-- start Dataset excerpts --

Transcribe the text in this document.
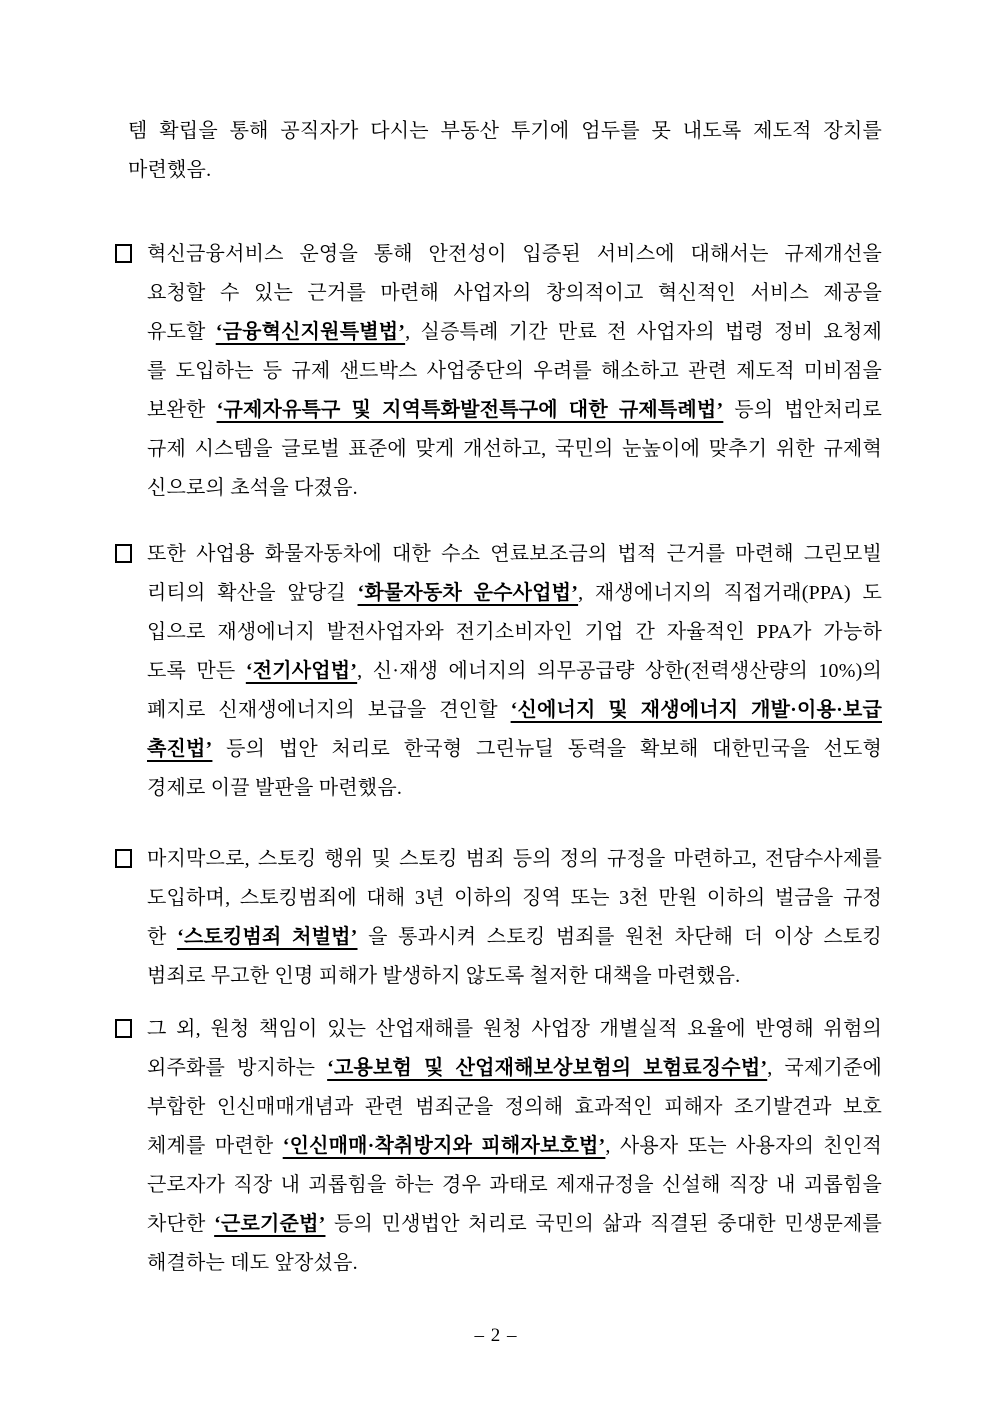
템 확립을 통해 공직자가 다시는 부동산 투기에 엄두를 못 내도록 제도적 장치를
마련했음.
혁신금융서비스 운영을 통해 안전성이 입증된 서비스에 대해서는 규제개선을
요청할 수 있는 근거를 마련해 사업자의 창의적이고 혁신적인 서비스 제공을
유도할 ‘금융혁신지원특별법’, 실증특례 기간 만료 전 사업자의 법령 정비 요청제
를 도입하는 등 규제 샌드박스 사업중단의 우려를 해소하고 관련 제도적 미비점을
보완한 ‘규제자유특구 및 지역특화발전특구에 대한 규제특례법’ 등의 법안처리로
규제 시스템을 글로벌 표준에 맞게 개선하고, 국민의 눈높이에 맞추기 위한 규제혁
신으로의 초석을 다졌음.
또한 사업용 화물자동차에 대한 수소 연료보조금의 법적 근거를 마련해 그린모빌
리티의 확산을 앞당길 ‘화물자동차 운수사업법’, 재생에너지의 직접거래(PPA) 도
입으로 재생에너지 발전사업자와 전기소비자인 기업 간 자율적인 PPA가 가능하
도록 만든 ‘전기사업법’, 신·재생 에너지의 의무공급량 상한(전력생산량의 10%)의
폐지로 신재생에너지의 보급을 견인할 ‘신에너지 및 재생에너지 개발·이용·보급
촉진법’ 등의 법안 처리로 한국형 그린뉴딜 동력을 확보해 대한민국을 선도형
경제로 이끌 발판을 마련했음.
마지막으로, 스토킹 행위 및 스토킹 범죄 등의 정의 규정을 마련하고, 전담수사제를
도입하며, 스토킹범죄에 대해 3년 이하의 징역 또는 3천 만원 이하의 벌금을 규정
한 ‘스토킹범죄 처벌법’ 을 통과시켜 스토킹 범죄를 원천 차단해 더 이상 스토킹
범죄로 무고한 인명 피해가 발생하지 않도록 철저한 대책을 마련했음.
그 외, 원청 책임이 있는 산업재해를 원청 사업장 개별실적 요율에 반영해 위험의
외주화를 방지하는 ‘고용보험 및 산업재해보상보험의 보험료징수법’, 국제기준에
부합한 인신매매개념과 관련 범죄군을 정의해 효과적인 피해자 조기발견과 보호
체계를 마련한 ‘인신매매·착취방지와 피해자보호법’, 사용자 또는 사용자의 친인적
근로자가 직장 내 괴롭힘을 하는 경우 과태로 제재규정을 신설해 직장 내 괴롭힘을
차단한 ‘근로기준법’ 등의 민생법안 처리로 국민의 삶과 직결된 중대한 민생문제를
해결하는 데도 앞장섰음.
– 2 –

-- end Dataset excerpts --

◆ **What you need to do**
Look over the listing above. Pick out and copy every line that includes "사업자의".

◆ **Exercise response**
요청할 수 있는 근거를 마련해 사업자의 창의적이고 혁신적인 서비스 제공을
유도할 ‘금융혁신지원특별법’, 실증특례 기간 만료 전 사업자의 법령 정비 요청제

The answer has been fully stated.